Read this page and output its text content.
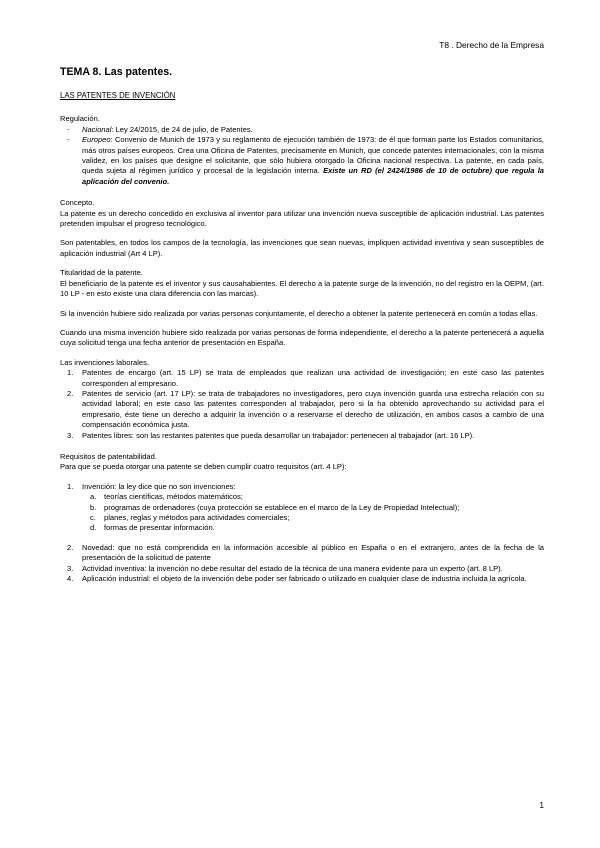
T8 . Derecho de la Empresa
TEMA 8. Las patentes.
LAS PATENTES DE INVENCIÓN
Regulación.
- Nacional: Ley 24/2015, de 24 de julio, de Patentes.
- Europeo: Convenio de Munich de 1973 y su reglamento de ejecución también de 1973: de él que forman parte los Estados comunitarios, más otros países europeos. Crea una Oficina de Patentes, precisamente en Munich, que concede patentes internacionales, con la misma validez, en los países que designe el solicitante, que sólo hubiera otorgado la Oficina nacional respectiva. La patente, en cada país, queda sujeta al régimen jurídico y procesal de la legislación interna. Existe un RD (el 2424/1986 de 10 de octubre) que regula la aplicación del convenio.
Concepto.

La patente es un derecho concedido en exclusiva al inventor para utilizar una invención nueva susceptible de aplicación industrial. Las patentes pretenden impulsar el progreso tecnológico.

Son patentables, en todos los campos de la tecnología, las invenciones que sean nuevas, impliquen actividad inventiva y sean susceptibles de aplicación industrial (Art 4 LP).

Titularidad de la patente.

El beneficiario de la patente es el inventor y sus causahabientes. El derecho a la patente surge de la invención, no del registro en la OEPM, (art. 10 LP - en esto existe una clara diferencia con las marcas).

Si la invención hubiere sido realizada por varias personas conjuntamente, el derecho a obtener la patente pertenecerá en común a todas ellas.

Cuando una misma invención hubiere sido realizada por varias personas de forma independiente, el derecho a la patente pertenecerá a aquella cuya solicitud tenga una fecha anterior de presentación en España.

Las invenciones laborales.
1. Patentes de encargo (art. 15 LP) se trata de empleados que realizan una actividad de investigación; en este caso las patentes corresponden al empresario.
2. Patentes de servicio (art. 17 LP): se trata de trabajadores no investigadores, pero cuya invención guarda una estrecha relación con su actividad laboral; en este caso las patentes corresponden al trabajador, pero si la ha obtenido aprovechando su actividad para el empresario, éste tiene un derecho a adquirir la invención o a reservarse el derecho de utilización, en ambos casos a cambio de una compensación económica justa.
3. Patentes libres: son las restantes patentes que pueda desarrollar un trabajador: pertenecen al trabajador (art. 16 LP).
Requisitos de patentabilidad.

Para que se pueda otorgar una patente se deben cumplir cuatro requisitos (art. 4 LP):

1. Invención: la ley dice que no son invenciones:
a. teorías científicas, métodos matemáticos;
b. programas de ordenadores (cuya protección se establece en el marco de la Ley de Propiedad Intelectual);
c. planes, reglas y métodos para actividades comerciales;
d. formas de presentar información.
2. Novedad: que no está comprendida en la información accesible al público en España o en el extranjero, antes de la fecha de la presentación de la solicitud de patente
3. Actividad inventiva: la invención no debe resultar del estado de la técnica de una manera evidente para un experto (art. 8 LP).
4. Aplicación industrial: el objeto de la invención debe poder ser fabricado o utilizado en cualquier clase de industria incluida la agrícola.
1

*****

Work instructions:
Copy the listing word for word, excluding its pictures.

Task result:
Read this page and output its text content.
T8 . Derecho de la Empresa
TEMA 8. Las patentes.
LAS PATENTES DE INVENCIÓN
Regulación.
- Nacional: Ley 24/2015, de 24 de julio, de Patentes.
- Europeo: Convenio de Munich de 1973 y su reglamento de ejecución también de 1973: de él que forman parte los Estados comunitarios, más otros países europeos. Crea una Oficina de Patentes, precisamente en Munich, que concede patentes internacionales, con la misma validez, en los países que designe el solicitante, que sólo hubiera otorgado la Oficina nacional respectiva. La patente, en cada país, queda sujeta al régimen jurídico y procesal de la legislación interna. Existe un RD (el 2424/1986 de 10 de octubre) que regula la aplicación del convenio.
Concepto.

La patente es un derecho concedido en exclusiva al inventor para utilizar una invención nueva susceptible de aplicación industrial. Las patentes pretenden impulsar el progreso tecnológico.

Son patentables, en todos los campos de la tecnología, las invenciones que sean nuevas, impliquen actividad inventiva y sean susceptibles de aplicación industrial (Art 4 LP).

Titularidad de la patente.

El beneficiario de la patente es el inventor y sus causahabientes. El derecho a la patente surge de la invención, no del registro en la OEPM, (art. 10 LP - en esto existe una clara diferencia con las marcas).

Si la invención hubiere sido realizada por varias personas conjuntamente, el derecho a obtener la patente pertenecerá en común a todas ellas.

Cuando una misma invención hubiere sido realizada por varias personas de forma independiente, el derecho a la patente pertenecerá a aquella cuya solicitud tenga una fecha anterior de presentación en España.

Las invenciones laborales.
1. Patentes de encargo (art. 15 LP) se trata de empleados que realizan una actividad de investigación; en este caso las patentes corresponden al empresario.
2. Patentes de servicio (art. 17 LP): se trata de trabajadores no investigadores, pero cuya invención guarda una estrecha relación con su actividad laboral; en este caso las patentes corresponden al trabajador, pero si la ha obtenido aprovechando su actividad para el empresario, éste tiene un derecho a adquirir la invención o a reservarse el derecho de utilización, en ambos casos a cambio de una compensación económica justa.
3. Patentes libres: son las restantes patentes que pueda desarrollar un trabajador: pertenecen al trabajador (art. 16 LP).
Requisitos de patentabilidad.

Para que se pueda otorgar una patente se deben cumplir cuatro requisitos (art. 4 LP):

1. Invención: la ley dice que no son invenciones:
a. teorías científicas, métodos matemáticos;
b. programas de ordenadores (cuya protección se establece en el marco de la Ley de Propiedad Intelectual);
c. planes, reglas y métodos para actividades comerciales;
d. formas de presentar información.
2. Novedad: que no está comprendida en la información accesible al público en España o en el extranjero, antes de la fecha de la presentación de la solicitud de patente
3. Actividad inventiva: la invención no debe resultar del estado de la técnica de una manera evidente para un experto (art. 8 LP).
4. Aplicación industrial: el objeto de la invención debe poder ser fabricado o utilizado en cualquier clase de industria incluida la agrícola.
1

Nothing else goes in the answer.